Task requirements
Retype each entry below exactly as it stands.

Data for this exercise
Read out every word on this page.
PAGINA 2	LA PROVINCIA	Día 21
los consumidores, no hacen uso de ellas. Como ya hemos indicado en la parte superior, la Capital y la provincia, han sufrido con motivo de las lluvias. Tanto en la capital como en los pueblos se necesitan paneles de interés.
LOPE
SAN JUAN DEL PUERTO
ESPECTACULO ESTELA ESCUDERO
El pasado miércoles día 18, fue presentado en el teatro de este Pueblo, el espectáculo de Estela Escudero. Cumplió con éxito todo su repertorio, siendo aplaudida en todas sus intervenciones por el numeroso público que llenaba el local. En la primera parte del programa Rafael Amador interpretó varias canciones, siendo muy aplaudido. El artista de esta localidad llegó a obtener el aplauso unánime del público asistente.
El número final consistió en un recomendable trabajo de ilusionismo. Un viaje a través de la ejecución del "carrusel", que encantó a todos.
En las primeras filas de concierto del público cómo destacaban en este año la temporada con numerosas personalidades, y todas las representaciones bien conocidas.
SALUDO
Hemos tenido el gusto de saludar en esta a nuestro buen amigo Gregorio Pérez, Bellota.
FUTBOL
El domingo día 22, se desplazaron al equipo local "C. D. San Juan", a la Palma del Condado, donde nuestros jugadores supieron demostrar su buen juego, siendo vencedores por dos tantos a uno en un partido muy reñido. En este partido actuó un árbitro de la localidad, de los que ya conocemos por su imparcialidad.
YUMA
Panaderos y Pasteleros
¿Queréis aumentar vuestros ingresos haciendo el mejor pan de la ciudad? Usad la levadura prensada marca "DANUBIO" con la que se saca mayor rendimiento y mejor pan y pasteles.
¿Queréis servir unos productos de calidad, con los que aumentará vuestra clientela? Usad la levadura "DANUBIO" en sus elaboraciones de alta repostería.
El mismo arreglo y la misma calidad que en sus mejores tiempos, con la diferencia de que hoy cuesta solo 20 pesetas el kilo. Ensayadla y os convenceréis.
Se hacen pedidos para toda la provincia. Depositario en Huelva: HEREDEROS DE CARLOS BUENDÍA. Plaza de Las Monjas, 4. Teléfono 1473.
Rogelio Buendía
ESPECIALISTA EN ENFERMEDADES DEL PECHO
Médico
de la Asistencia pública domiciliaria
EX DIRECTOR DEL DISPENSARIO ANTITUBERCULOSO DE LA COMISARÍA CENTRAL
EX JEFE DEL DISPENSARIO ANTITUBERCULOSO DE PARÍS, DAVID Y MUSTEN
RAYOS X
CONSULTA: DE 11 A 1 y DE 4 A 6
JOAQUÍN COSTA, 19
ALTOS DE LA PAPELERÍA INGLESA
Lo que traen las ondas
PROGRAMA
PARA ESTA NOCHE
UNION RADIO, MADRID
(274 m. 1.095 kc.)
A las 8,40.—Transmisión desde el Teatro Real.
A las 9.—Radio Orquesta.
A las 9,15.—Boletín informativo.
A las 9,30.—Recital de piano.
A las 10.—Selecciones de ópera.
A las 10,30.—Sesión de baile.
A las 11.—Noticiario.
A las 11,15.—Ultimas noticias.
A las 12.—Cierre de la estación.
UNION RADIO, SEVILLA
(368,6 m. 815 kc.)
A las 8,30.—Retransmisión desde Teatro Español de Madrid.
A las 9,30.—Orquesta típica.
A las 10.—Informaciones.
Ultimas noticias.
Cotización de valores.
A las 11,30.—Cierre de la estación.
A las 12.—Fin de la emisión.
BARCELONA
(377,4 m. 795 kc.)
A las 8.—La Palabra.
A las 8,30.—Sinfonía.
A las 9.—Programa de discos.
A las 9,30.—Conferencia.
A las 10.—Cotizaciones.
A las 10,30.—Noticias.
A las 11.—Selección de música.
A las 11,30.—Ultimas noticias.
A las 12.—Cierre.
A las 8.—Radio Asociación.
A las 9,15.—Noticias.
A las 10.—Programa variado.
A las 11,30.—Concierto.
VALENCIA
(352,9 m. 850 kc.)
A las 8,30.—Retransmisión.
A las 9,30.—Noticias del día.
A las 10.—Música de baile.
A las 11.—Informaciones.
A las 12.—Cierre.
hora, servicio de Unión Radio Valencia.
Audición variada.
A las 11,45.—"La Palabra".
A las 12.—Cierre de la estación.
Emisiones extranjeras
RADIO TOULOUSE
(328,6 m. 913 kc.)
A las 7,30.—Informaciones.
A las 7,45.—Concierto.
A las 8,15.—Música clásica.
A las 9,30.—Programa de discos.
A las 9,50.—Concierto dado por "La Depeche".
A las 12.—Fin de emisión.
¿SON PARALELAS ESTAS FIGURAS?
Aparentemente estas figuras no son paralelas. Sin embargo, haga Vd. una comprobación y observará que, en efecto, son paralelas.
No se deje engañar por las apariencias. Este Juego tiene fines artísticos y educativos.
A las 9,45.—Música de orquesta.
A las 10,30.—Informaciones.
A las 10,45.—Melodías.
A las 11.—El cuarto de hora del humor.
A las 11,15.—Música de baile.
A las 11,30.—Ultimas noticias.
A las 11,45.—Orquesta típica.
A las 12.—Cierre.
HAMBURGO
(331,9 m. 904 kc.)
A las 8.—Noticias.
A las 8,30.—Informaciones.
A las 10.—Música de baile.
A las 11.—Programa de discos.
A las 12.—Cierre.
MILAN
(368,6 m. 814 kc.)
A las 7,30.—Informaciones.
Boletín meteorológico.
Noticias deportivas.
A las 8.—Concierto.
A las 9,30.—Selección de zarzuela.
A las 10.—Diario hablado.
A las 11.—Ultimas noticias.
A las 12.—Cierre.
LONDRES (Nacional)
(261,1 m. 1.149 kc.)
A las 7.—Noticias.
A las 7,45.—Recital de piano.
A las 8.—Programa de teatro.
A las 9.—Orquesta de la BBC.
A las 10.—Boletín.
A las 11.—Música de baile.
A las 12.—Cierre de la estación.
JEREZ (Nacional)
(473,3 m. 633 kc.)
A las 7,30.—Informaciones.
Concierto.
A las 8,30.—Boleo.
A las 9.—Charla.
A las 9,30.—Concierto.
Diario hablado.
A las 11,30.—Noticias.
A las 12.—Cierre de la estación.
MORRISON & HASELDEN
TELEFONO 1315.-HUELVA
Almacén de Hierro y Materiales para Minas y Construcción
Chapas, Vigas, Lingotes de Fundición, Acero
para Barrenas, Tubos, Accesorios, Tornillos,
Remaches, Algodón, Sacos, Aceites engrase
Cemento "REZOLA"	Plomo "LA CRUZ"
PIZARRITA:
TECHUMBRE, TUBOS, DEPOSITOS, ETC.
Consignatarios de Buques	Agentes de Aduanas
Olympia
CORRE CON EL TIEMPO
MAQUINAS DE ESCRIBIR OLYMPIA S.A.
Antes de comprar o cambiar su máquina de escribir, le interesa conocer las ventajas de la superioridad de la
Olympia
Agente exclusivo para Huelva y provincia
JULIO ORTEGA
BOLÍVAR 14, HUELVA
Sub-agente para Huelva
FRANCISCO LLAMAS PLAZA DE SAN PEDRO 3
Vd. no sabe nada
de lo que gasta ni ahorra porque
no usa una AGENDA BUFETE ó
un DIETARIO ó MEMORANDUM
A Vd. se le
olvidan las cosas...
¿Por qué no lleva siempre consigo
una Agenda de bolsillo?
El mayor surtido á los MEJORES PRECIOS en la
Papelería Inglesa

Solution
Read out every word on this page.
PAGINA 2	LA PROVINCIA	Día 21
los consumidores, no hacen uso de ellas. Como ya hemos indicado en la parte superior, la Capital y la provincia, han sufrido con motivo de las lluvias. Tanto en la capital como en los pueblos se necesitan paneles de interés.
LOPE
SAN JUAN DEL PUERTO
ESPECTACULO ESTELA ESCUDERO
El pasado miércoles día 18, fue presentado en el teatro de este Pueblo, el espectáculo de Estela Escudero. Cumplió con éxito todo su repertorio, siendo aplaudida en todas sus intervenciones por el numeroso público que llenaba el local. En la primera parte del programa Rafael Amador interpretó varias canciones, siendo muy aplaudido. El artista de esta localidad llegó a obtener el aplauso unánime del público asistente.
El número final consistió en un recomendable trabajo de ilusionismo. Un viaje a través de la ejecución del "carrusel", que encantó a todos.
En las primeras filas de concierto del público cómo destacaban en este año la temporada con numerosas personalidades, y todas las representaciones bien conocidas.
SALUDO
Hemos tenido el gusto de saludar en esta a nuestro buen amigo Gregorio Pérez, Bellota.
FUTBOL
El domingo día 22, se desplazaron al equipo local "C. D. San Juan", a la Palma del Condado, donde nuestros jugadores supieron demostrar su buen juego, siendo vencedores por dos tantos a uno en un partido muy reñido. En este partido actuó un árbitro de la localidad, de los que ya conocemos por su imparcialidad.
YUMA
Panaderos y Pasteleros
¿Queréis aumentar vuestros ingresos haciendo el mejor pan de la ciudad? Usad la levadura prensada marca "DANUBIO" con la que se saca mayor rendimiento y mejor pan y pasteles.
¿Queréis servir unos productos de calidad, con los que aumentará vuestra clientela? Usad la levadura "DANUBIO" en sus elaboraciones de alta repostería.
El mismo arreglo y la misma calidad que en sus mejores tiempos, con la diferencia de que hoy cuesta solo 20 pesetas el kilo. Ensayadla y os convenceréis.
Se hacen pedidos para toda la provincia. Depositario en Huelva: HEREDEROS DE CARLOS BUENDÍA. Plaza de Las Monjas, 4. Teléfono 1473.
Rogelio Buendía
ESPECIALISTA EN ENFERMEDADES DEL PECHO
Médico
de la Asistencia pública domiciliaria
EX DIRECTOR DEL DISPENSARIO ANTITUBERCULOSO DE LA COMISARÍA CENTRAL
EX JEFE DEL DISPENSARIO ANTITUBERCULOSO DE PARÍS, DAVID Y MUSTEN
RAYOS X
CONSULTA: DE 11 A 1 y DE 4 A 6
JOAQUÍN COSTA, 19
ALTOS DE LA PAPELERÍA INGLESA
Lo que traen las ondas
PROGRAMA
PARA ESTA NOCHE
UNION RADIO, MADRID
(274 m. 1.095 kc.)
A las 8,40.—Transmisión desde el Teatro Real.
A las 9.—Radio Orquesta.
A las 9,15.—Boletín informativo.
A las 9,30.—Recital de piano.
A las 10.—Selecciones de ópera.
A las 10,30.—Sesión de baile.
A las 11.—Noticiario.
A las 11,15.—Ultimas noticias.
A las 12.—Cierre de la estación.
UNION RADIO, SEVILLA
(368,6 m. 815 kc.)
A las 8,30.—Retransmisión desde Teatro Español de Madrid.
A las 9,30.—Orquesta típica.
A las 10.—Informaciones.
Ultimas noticias.
Cotización de valores.
A las 11,30.—Cierre de la estación.
A las 12.—Fin de la emisión.
BARCELONA
(377,4 m. 795 kc.)
A las 8.—La Palabra.
A las 8,30.—Sinfonía.
A las 9.—Programa de discos.
A las 9,30.—Conferencia.
A las 10.—Cotizaciones.
A las 10,30.—Noticias.
A las 11.—Selección de música.
A las 11,30.—Ultimas noticias.
A las 12.—Cierre.
A las 8.—Radio Asociación.
A las 9,15.—Noticias.
A las 10.—Programa variado.
A las 11,30.—Concierto.
VALENCIA
(352,9 m. 850 kc.)
A las 8,30.—Retransmisión.
A las 9,30.—Noticias del día.
A las 10.—Música de baile.
A las 11.—Informaciones.
A las 12.—Cierre.
hora, servicio de Unión Radio Valencia.
Audición variada.
A las 11,45.—"La Palabra".
A las 12.—Cierre de la estación.
Emisiones extranjeras
RADIO TOULOUSE
(328,6 m. 913 kc.)
A las 7,30.—Informaciones.
A las 7,45.—Concierto.
A las 8,15.—Música clásica.
A las 9,30.—Programa de discos.
A las 9,50.—Concierto dado por "La Depeche".
A las 12.—Fin de emisión.
¿SON PARALELAS ESTAS FIGURAS?
Aparentemente estas figuras no son paralelas. Sin embargo, haga Vd. una comprobación y observará que, en efecto, son paralelas.
No se deje engañar por las apariencias. Este Juego tiene fines artísticos y educativos.
A las 9,45.—Música de orquesta.
A las 10,30.—Informaciones.
A las 10,45.—Melodías.
A las 11.—El cuarto de hora del humor.
A las 11,15.—Música de baile.
A las 11,30.—Ultimas noticias.
A las 11,45.—Orquesta típica.
A las 12.—Cierre.
HAMBURGO
(331,9 m. 904 kc.)
A las 8.—Noticias.
A las 8,30.—Informaciones.
A las 10.—Música de baile.
A las 11.—Programa de discos.
A las 12.—Cierre.
MILAN
(368,6 m. 814 kc.)
A las 7,30.—Informaciones.
Boletín meteorológico.
Noticias deportivas.
A las 8.—Concierto.
A las 9,30.—Selección de zarzuela.
A las 10.—Diario hablado.
A las 11.—Ultimas noticias.
A las 12.—Cierre.
LONDRES (Nacional)
(261,1 m. 1.149 kc.)
A las 7.—Noticias.
A las 7,45.—Recital de piano.
A las 8.—Programa de teatro.
A las 9.—Orquesta de la BBC.
A las 10.—Boletín.
A las 11.—Música de baile.
A las 12.—Cierre de la estación.
JEREZ (Nacional)
(473,3 m. 633 kc.)
A las 7,30.—Informaciones.
Concierto.
A las 8,30.—Boleo.
A las 9.—Charla.
A las 9,30.—Concierto.
Diario hablado.
A las 11,30.—Noticias.
A las 12.—Cierre de la estación.
MORRISON & HASELDEN
TELEFONO 1315.-HUELVA
Almacén de Hierro y Materiales para Minas y Construcción
Chapas, Vigas, Lingotes de Fundición, Acero
para Barrenas, Tubos, Accesorios, Tornillos,
Remaches, Algodón, Sacos, Aceites engrase
Cemento "REZOLA"	Plomo "LA CRUZ"
PIZARRITA:
TECHUMBRE, TUBOS, DEPOSITOS, ETC.
Consignatarios de Buques	Agentes de Aduanas
Olympia
CORRE CON EL TIEMPO
MAQUINAS DE ESCRIBIR OLYMPIA S.A.
Antes de comprar o cambiar su máquina de escribir, le interesa conocer las ventajas de la superioridad de la
Olympia
Agente exclusivo para Huelva y provincia
JULIO ORTEGA
BOLÍVAR 14, HUELVA
Sub-agente para Huelva
FRANCISCO LLAMAS PLAZA DE SAN PEDRO 3
Vd. no sabe nada
de lo que gasta ni ahorra porque
no usa una AGENDA BUFETE ó
un DIETARIO ó MEMORANDUM
A Vd. se le
olvidan las cosas...
¿Por qué no lleva siempre consigo
una Agenda de bolsillo?
El mayor surtido á los MEJORES PRECIOS en la
Papelería Inglesa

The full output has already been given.